PROBLEM
Rewrite the listing below, replacing "UI component" with "on-screen control" and leaving everything else unchanged. Omit the picture from your output.
══════════
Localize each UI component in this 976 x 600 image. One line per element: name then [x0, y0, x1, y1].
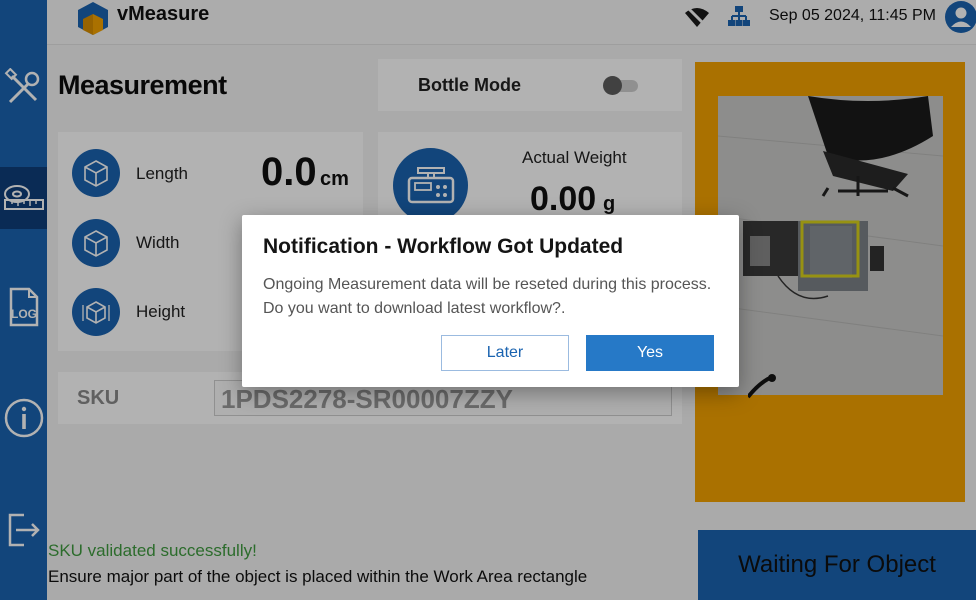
app-root: LOG vMeasure Sep 05 2024, 11:45 PM Measu… — [0, 0, 976, 600]
notification-dialog: Notification - Workflow Got Updated Ongo… — [242, 215, 739, 387]
yes-button[interactable]: Yes — [586, 335, 714, 371]
dialog-title: Notification - Workflow Got Updated — [263, 235, 624, 258]
dialog-message: Ongoing Measurement data will be reseted… — [263, 273, 711, 321]
later-button[interactable]: Later — [441, 335, 569, 371]
dialog-message-line1: Ongoing Measurement data will be reseted… — [263, 276, 712, 293]
dialog-message-line2: Do you want to download latest workflow?… — [263, 300, 566, 317]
══════════
FULL ANSWER
Localize each on-screen control in this 976 x 600 image. One line per element: name then [x0, y0, x1, y1].
app-root: LOG vMeasure Sep 05 2024, 11:45 PM Measu… — [0, 0, 976, 600]
notification-dialog: Notification - Workflow Got Updated Ongo… — [242, 215, 739, 387]
yes-button[interactable]: Yes — [586, 335, 714, 371]
dialog-title: Notification - Workflow Got Updated — [263, 235, 624, 258]
dialog-message: Ongoing Measurement data will be reseted… — [263, 273, 711, 321]
later-button[interactable]: Later — [441, 335, 569, 371]
dialog-message-line1: Ongoing Measurement data will be reseted… — [263, 276, 712, 293]
dialog-message-line2: Do you want to download latest workflow?… — [263, 300, 566, 317]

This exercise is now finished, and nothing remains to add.